**Written request:** Restate the whole of the material. Keep every word, and drop the pictures.

**** Records supplied ****

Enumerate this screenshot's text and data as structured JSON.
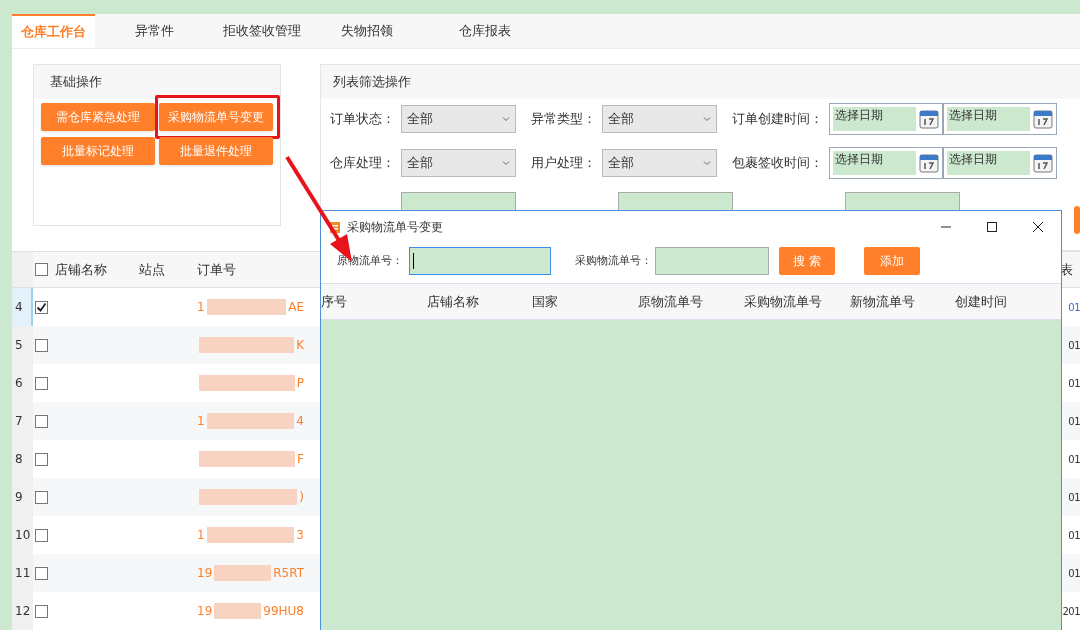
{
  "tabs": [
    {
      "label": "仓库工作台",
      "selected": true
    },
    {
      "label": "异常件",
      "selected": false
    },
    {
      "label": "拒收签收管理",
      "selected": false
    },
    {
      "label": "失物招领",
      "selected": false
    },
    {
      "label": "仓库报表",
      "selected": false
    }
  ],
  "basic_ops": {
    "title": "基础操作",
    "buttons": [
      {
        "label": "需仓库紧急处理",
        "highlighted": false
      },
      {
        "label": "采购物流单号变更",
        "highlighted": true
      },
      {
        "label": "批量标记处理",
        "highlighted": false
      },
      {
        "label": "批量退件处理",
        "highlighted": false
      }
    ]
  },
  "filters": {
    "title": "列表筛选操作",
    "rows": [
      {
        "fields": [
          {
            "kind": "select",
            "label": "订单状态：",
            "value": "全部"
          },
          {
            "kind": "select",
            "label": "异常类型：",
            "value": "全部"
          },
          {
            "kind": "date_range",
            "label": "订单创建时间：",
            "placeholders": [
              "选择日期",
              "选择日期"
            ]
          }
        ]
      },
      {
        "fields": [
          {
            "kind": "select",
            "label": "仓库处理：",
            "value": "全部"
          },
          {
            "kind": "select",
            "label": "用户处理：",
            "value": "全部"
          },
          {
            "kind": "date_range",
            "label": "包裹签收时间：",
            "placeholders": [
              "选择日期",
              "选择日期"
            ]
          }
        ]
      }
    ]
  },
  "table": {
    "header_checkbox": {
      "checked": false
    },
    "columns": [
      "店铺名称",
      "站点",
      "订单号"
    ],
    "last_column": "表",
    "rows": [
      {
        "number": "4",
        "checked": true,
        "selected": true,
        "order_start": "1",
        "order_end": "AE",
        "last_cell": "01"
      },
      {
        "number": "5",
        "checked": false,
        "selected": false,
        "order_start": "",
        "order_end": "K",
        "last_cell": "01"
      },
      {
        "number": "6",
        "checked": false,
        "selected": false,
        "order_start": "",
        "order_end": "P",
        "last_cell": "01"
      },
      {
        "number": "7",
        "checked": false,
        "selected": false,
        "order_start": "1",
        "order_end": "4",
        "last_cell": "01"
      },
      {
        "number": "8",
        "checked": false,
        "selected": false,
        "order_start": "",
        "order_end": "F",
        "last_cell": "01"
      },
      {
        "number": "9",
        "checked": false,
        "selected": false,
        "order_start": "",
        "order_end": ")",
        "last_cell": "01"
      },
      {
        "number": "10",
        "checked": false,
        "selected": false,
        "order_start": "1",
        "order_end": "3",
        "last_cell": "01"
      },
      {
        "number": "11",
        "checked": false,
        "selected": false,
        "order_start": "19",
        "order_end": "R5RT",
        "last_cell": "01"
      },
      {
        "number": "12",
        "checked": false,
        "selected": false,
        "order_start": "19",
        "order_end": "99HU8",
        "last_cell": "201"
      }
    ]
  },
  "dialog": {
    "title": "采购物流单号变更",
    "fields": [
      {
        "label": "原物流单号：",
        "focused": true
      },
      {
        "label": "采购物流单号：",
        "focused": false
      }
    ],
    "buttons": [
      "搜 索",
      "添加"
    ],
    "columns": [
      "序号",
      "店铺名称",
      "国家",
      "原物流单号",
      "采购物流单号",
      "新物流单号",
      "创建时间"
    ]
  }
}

****

**Exercise answer:**
Enumerate this screenshot's text and data as structured JSON.
{
  "tabs": [
    {
      "label": "仓库工作台",
      "selected": true
    },
    {
      "label": "异常件",
      "selected": false
    },
    {
      "label": "拒收签收管理",
      "selected": false
    },
    {
      "label": "失物招领",
      "selected": false
    },
    {
      "label": "仓库报表",
      "selected": false
    }
  ],
  "basic_ops": {
    "title": "基础操作",
    "buttons": [
      {
        "label": "需仓库紧急处理",
        "highlighted": false
      },
      {
        "label": "采购物流单号变更",
        "highlighted": true
      },
      {
        "label": "批量标记处理",
        "highlighted": false
      },
      {
        "label": "批量退件处理",
        "highlighted": false
      }
    ]
  },
  "filters": {
    "title": "列表筛选操作",
    "rows": [
      {
        "fields": [
          {
            "kind": "select",
            "label": "订单状态：",
            "value": "全部"
          },
          {
            "kind": "select",
            "label": "异常类型：",
            "value": "全部"
          },
          {
            "kind": "date_range",
            "label": "订单创建时间：",
            "placeholders": [
              "选择日期",
              "选择日期"
            ]
          }
        ]
      },
      {
        "fields": [
          {
            "kind": "select",
            "label": "仓库处理：",
            "value": "全部"
          },
          {
            "kind": "select",
            "label": "用户处理：",
            "value": "全部"
          },
          {
            "kind": "date_range",
            "label": "包裹签收时间：",
            "placeholders": [
              "选择日期",
              "选择日期"
            ]
          }
        ]
      }
    ]
  },
  "table": {
    "header_checkbox": {
      "checked": false
    },
    "columns": [
      "店铺名称",
      "站点",
      "订单号"
    ],
    "last_column": "表",
    "rows": [
      {
        "number": "4",
        "checked": true,
        "selected": true,
        "order_start": "1",
        "order_end": "AE",
        "last_cell": "01"
      },
      {
        "number": "5",
        "checked": false,
        "selected": false,
        "order_start": "",
        "order_end": "K",
        "last_cell": "01"
      },
      {
        "number": "6",
        "checked": false,
        "selected": false,
        "order_start": "",
        "order_end": "P",
        "last_cell": "01"
      },
      {
        "number": "7",
        "checked": false,
        "selected": false,
        "order_start": "1",
        "order_end": "4",
        "last_cell": "01"
      },
      {
        "number": "8",
        "checked": false,
        "selected": false,
        "order_start": "",
        "order_end": "F",
        "last_cell": "01"
      },
      {
        "number": "9",
        "checked": false,
        "selected": false,
        "order_start": "",
        "order_end": ")",
        "last_cell": "01"
      },
      {
        "number": "10",
        "checked": false,
        "selected": false,
        "order_start": "1",
        "order_end": "3",
        "last_cell": "01"
      },
      {
        "number": "11",
        "checked": false,
        "selected": false,
        "order_start": "19",
        "order_end": "R5RT",
        "last_cell": "01"
      },
      {
        "number": "12",
        "checked": false,
        "selected": false,
        "order_start": "19",
        "order_end": "99HU8",
        "last_cell": "201"
      }
    ]
  },
  "dialog": {
    "title": "采购物流单号变更",
    "fields": [
      {
        "label": "原物流单号：",
        "focused": true
      },
      {
        "label": "采购物流单号：",
        "focused": false
      }
    ],
    "buttons": [
      "搜 索",
      "添加"
    ],
    "columns": [
      "序号",
      "店铺名称",
      "国家",
      "原物流单号",
      "采购物流单号",
      "新物流单号",
      "创建时间"
    ]
  }
}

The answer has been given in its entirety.